## Source extract
-----

I worked out so hard after that, I wanted to show him I can be good enough. I was now working out about three or four hours a day. I was miserable; I just wanted to be accepted for me. I was never good enough. I began taking laxatives and obsessing about what I ate and how much I ate. I wanted all the fat off me, I wanted to disappear. I was able to be away from Norm, because I was back at school in Michigan. Although his words were so deeply embedded in my brain, I kept working my ass off harder and harder. I dropped a huge amount of weight very fast, I was happy I knew I could get the fat off me. But that wasn’t good enough and I kept exercising and not eating and exercising more. I could no longer function. Showering in the morning was a hard thing to do, because I had no strength to stand up for that long and lift my arms up. I drank lots of coffee, diet coke, and laxatives. Food, that didn’t happen. I would only eat the bare minimal just enough to give me energy to get to the gym and I was done. I could no longer sit through a full class without almost passing out or feeling very dizzy. My eyes are always blurry and the headaches were always there.
I became very irritable and would lash out at anyone who would get on my nerves just a little. I was a miserable person to be around. Although one person was with me through it all, my amazing boyfriend. Mark would hold me in his arms when I would just stand in the mirror and cry for hours. He never lost faith in me; he knew one day I would get better and that I needed help. I didn’t think I needed help at first. I just wanted to keep losing more.
In February of 2013, I realized I was sick of being sick, I was sick of crying, sick of people, and sick of not loving myself. I called home and told my family what was going on. They were in shock; they came up the next day and brought me to the doctor on campus. There I was in a room getting test after tests done one me. They were all very scared for me and was advised to go home and get help in a structured facility immediately.
That next week, I was a patient at Linden Oaks hospital. I like to call this place, My Savior. The people here saved me, I wanted to get better, so I did what I was told. We followed a strict meal plan, and went to different Group therapy sessions during the day. I loved it. Yes at times it was very hard. But I knew I was going to get better, I knew I was going to be listened to, and I knew one day everything will be okay. Knowing that others were in the same boat as me made me feel safe and accepted. My therapist and Dietician had faith in me they knew I was going to be successful in treatment. I didn’t want to let them down, I worked hard, I used the skills that I have learned. And today I am on my road to recovery. I have my good and bad days, but I just focus on the positives and know that tomorrow is always a new day and one step closer to recovery.
I am now able to voice my opinion to my family, stand up for my beliefs and it feels amazing. I thank the patients and the staff of Linden Oaks on helping me find myself. I will not let ED take over my life. I am learning that there are other attributes about myself that are worth people loving other than just my body. I am not letting people get to know the real Kerry. Not the disordered Kerry. I am a strong woman, and a loving person who has a lot to offer in life.

-----

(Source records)
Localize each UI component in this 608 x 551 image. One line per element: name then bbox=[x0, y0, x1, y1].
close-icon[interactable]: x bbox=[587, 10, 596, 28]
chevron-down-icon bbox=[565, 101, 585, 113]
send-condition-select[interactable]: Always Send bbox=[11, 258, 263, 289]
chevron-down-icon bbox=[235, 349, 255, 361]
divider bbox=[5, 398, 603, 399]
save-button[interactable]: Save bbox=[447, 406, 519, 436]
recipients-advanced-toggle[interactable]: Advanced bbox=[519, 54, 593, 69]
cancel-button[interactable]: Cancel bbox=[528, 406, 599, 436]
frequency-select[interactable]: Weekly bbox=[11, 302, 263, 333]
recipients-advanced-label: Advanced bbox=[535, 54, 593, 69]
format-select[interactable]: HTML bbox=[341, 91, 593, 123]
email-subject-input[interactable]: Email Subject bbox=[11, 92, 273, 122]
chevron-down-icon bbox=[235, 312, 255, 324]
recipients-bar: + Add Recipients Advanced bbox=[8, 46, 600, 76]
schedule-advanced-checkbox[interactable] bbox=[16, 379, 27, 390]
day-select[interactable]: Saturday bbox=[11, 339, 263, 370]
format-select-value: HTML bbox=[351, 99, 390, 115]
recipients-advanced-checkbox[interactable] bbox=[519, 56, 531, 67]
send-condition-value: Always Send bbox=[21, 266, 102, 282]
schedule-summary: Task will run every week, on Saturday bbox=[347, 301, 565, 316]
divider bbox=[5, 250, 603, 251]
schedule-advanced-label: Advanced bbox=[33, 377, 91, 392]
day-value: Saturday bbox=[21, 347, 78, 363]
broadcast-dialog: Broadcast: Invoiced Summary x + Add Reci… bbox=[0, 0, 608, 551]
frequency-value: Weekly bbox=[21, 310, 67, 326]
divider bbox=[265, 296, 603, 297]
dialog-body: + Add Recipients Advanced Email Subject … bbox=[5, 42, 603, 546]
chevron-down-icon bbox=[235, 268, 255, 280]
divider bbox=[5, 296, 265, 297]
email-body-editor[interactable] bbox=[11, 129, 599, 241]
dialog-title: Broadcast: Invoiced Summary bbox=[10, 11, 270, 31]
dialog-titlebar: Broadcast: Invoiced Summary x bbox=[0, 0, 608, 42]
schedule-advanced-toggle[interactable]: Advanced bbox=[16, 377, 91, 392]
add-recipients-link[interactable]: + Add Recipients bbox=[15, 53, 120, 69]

-----

## Work item
From the eating disorder recovery story, transcribe the passage starting at "In February of" and ending at "structured facility immediately.".

## Task output
In February of 2013, I realized I was sick of being sick, I was sick of crying, sick of people, and sick of not loving myself. I called home and told my family what was going on. They were in shock; they came up the next day and brought me to the doctor on campus. There I was in a room getting test after tests done one me. They were all very scared for me and was advised to go home and get help in a structured facility immediately.